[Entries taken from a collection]
======

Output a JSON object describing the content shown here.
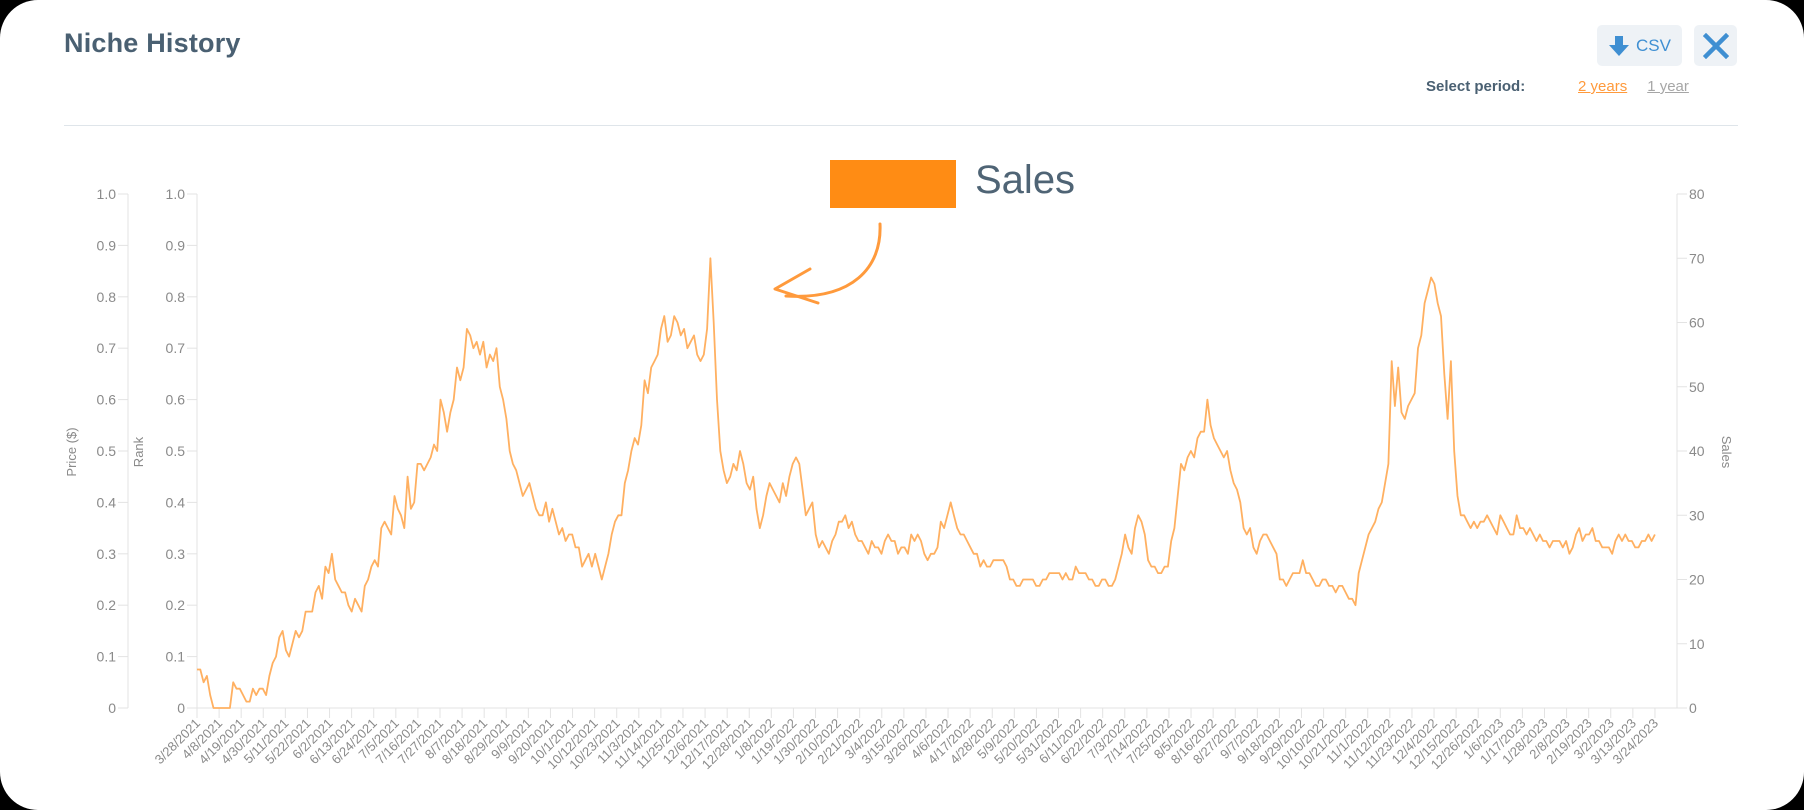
{
  "header": {
    "title": "Niche History",
    "csv_label": "CSV",
    "csv_icon": "download-arrow-icon",
    "close_icon": "close-x-icon",
    "period_label": "Select period:",
    "period_options": [
      {
        "label": "2 years",
        "active": true
      },
      {
        "label": "1 year",
        "active": false
      }
    ]
  },
  "colors": {
    "accent": "#ff9a3c",
    "series_line": "#ffb061",
    "legend_swatch": "#ff8c14",
    "title": "#4a6072",
    "button_bg": "#eef2f6",
    "button_icon": "#3f8fd2"
  },
  "legend": {
    "label": "Sales"
  },
  "chart_data": {
    "type": "line",
    "title": "",
    "legend": [
      "Sales"
    ],
    "legend_position": "top-center",
    "grid": false,
    "axes": {
      "left_outer": {
        "label": "Price ($)",
        "ticks": [
          "0",
          "0.1",
          "0.2",
          "0.3",
          "0.4",
          "0.5",
          "0.6",
          "0.7",
          "0.8",
          "0.9",
          "1.0"
        ],
        "range": [
          0,
          1
        ]
      },
      "left_inner": {
        "label": "Rank",
        "ticks": [
          "0",
          "0.1",
          "0.2",
          "0.3",
          "0.4",
          "0.5",
          "0.6",
          "0.7",
          "0.8",
          "0.9",
          "1.0"
        ],
        "range": [
          0,
          1
        ]
      },
      "right": {
        "label": "Sales",
        "ticks": [
          "0",
          "10",
          "20",
          "30",
          "40",
          "50",
          "60",
          "70",
          "80"
        ],
        "range": [
          0,
          80
        ]
      }
    },
    "xlabel": "",
    "ylabel": "Sales",
    "ylim": [
      0,
      80
    ],
    "x_tick_labels": [
      "3/28/2021",
      "4/8/2021",
      "4/19/2021",
      "4/30/2021",
      "5/11/2021",
      "5/22/2021",
      "6/2/2021",
      "6/13/2021",
      "6/24/2021",
      "7/5/2021",
      "7/16/2021",
      "7/27/2021",
      "8/7/2021",
      "8/18/2021",
      "8/29/2021",
      "9/9/2021",
      "9/20/2021",
      "10/1/2021",
      "10/12/2021",
      "10/23/2021",
      "11/3/2021",
      "11/14/2021",
      "11/25/2021",
      "12/6/2021",
      "12/17/2021",
      "12/28/2021",
      "1/8/2022",
      "1/19/2022",
      "1/30/2022",
      "2/10/2022",
      "2/21/2022",
      "3/4/2022",
      "3/15/2022",
      "3/26/2022",
      "4/6/2022",
      "4/17/2022",
      "4/28/2022",
      "5/9/2022",
      "5/20/2022",
      "5/31/2022",
      "6/11/2022",
      "6/22/2022",
      "7/3/2022",
      "7/14/2022",
      "7/25/2022",
      "8/5/2022",
      "8/16/2022",
      "8/27/2022",
      "9/7/2022",
      "9/18/2022",
      "9/29/2022",
      "10/10/2022",
      "10/21/2022",
      "11/1/2022",
      "11/12/2022",
      "11/23/2022",
      "12/4/2022",
      "12/15/2022",
      "12/26/2022",
      "1/6/2023",
      "1/17/2023",
      "1/28/2023",
      "2/8/2023",
      "2/19/2023",
      "3/2/2023",
      "3/13/2023",
      "3/24/2023"
    ],
    "series": [
      {
        "name": "Sales",
        "axis": "right",
        "x_step_days": 5.5,
        "values": [
          6,
          6,
          4,
          5,
          2,
          0,
          0,
          0,
          0,
          0,
          0,
          4,
          3,
          3,
          2,
          1,
          1,
          3,
          2,
          3,
          3,
          2,
          5,
          7,
          8,
          11,
          12,
          9,
          8,
          10,
          12,
          11,
          12,
          15,
          15,
          15,
          18,
          19,
          17,
          22,
          21,
          24,
          20,
          19,
          18,
          18,
          16,
          15,
          17,
          16,
          15,
          19,
          20,
          22,
          23,
          22,
          28,
          29,
          28,
          27,
          33,
          31,
          30,
          28,
          36,
          31,
          32,
          38,
          38,
          37,
          38,
          39,
          41,
          40,
          48,
          46,
          43,
          46,
          48,
          53,
          51,
          53,
          59,
          58,
          56,
          57,
          55,
          57,
          53,
          55,
          54,
          56,
          50,
          48,
          45,
          40,
          38,
          37,
          35,
          33,
          34,
          35,
          33,
          31,
          30,
          30,
          32,
          29,
          31,
          29,
          27,
          28,
          26,
          27,
          27,
          25,
          25,
          22,
          23,
          24,
          22,
          24,
          22,
          20,
          22,
          24,
          27,
          29,
          30,
          30,
          35,
          37,
          40,
          42,
          41,
          44,
          51,
          49,
          53,
          54,
          55,
          59,
          61,
          57,
          58,
          61,
          60,
          58,
          59,
          56,
          57,
          58,
          55,
          54,
          55,
          59,
          70,
          60,
          48,
          40,
          37,
          35,
          36,
          38,
          37,
          40,
          38,
          35,
          34,
          36,
          31,
          28,
          30,
          33,
          35,
          34,
          33,
          32,
          35,
          33,
          36,
          38,
          39,
          38,
          34,
          30,
          31,
          32,
          27,
          25,
          26,
          25,
          24,
          26,
          27,
          29,
          29,
          30,
          28,
          29,
          27,
          26,
          26,
          25,
          24,
          26,
          25,
          25,
          24,
          26,
          27,
          26,
          26,
          24,
          25,
          25,
          24,
          27,
          26,
          27,
          26,
          24,
          23,
          24,
          24,
          25,
          29,
          28,
          30,
          32,
          30,
          28,
          27,
          27,
          26,
          25,
          24,
          24,
          22,
          23,
          22,
          22,
          23,
          23,
          23,
          23,
          22,
          20,
          20,
          19,
          19,
          20,
          20,
          20,
          20,
          19,
          19,
          20,
          20,
          21,
          21,
          21,
          21,
          20,
          21,
          20,
          20,
          22,
          21,
          21,
          21,
          20,
          20,
          19,
          19,
          20,
          20,
          19,
          19,
          20,
          22,
          24,
          27,
          25,
          24,
          28,
          30,
          29,
          27,
          23,
          22,
          22,
          21,
          21,
          22,
          22,
          26,
          28,
          33,
          38,
          37,
          39,
          40,
          39,
          42,
          43,
          43,
          48,
          44,
          42,
          41,
          40,
          39,
          40,
          37,
          35,
          34,
          32,
          28,
          27,
          28,
          25,
          24,
          26,
          27,
          27,
          26,
          25,
          24,
          20,
          20,
          19,
          20,
          21,
          21,
          21,
          23,
          21,
          21,
          20,
          19,
          19,
          20,
          20,
          19,
          19,
          18,
          19,
          19,
          18,
          17,
          17,
          16,
          21,
          23,
          25,
          27,
          28,
          29,
          31,
          32,
          35,
          38,
          54,
          47,
          53,
          46,
          45,
          47,
          48,
          49,
          56,
          58,
          63,
          65,
          67,
          66,
          63,
          61,
          52,
          45,
          54,
          40,
          33,
          30,
          30,
          29,
          28,
          29,
          28,
          29,
          29,
          30,
          29,
          28,
          27,
          30,
          29,
          28,
          27,
          27,
          30,
          28,
          28,
          27,
          28,
          27,
          26,
          27,
          26,
          26,
          25,
          26,
          26,
          26,
          25,
          26,
          24,
          25,
          27,
          28,
          26,
          27,
          27,
          28,
          26,
          26,
          25,
          25,
          25,
          24,
          26,
          27,
          26,
          27,
          26,
          26,
          25,
          25,
          26,
          26,
          27,
          26,
          27
        ]
      }
    ],
    "annotations": [
      {
        "type": "arrow",
        "text": "",
        "points_to": "peak near 12/28/2021 (~70)"
      }
    ]
  }
}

======

TASK INSTRUCTIONS
Pull out each line of the records holding the string "arrow".

EXERCISE RESPONSE
    "csv_icon": "download-arrow-icon",
        "type": "arrow",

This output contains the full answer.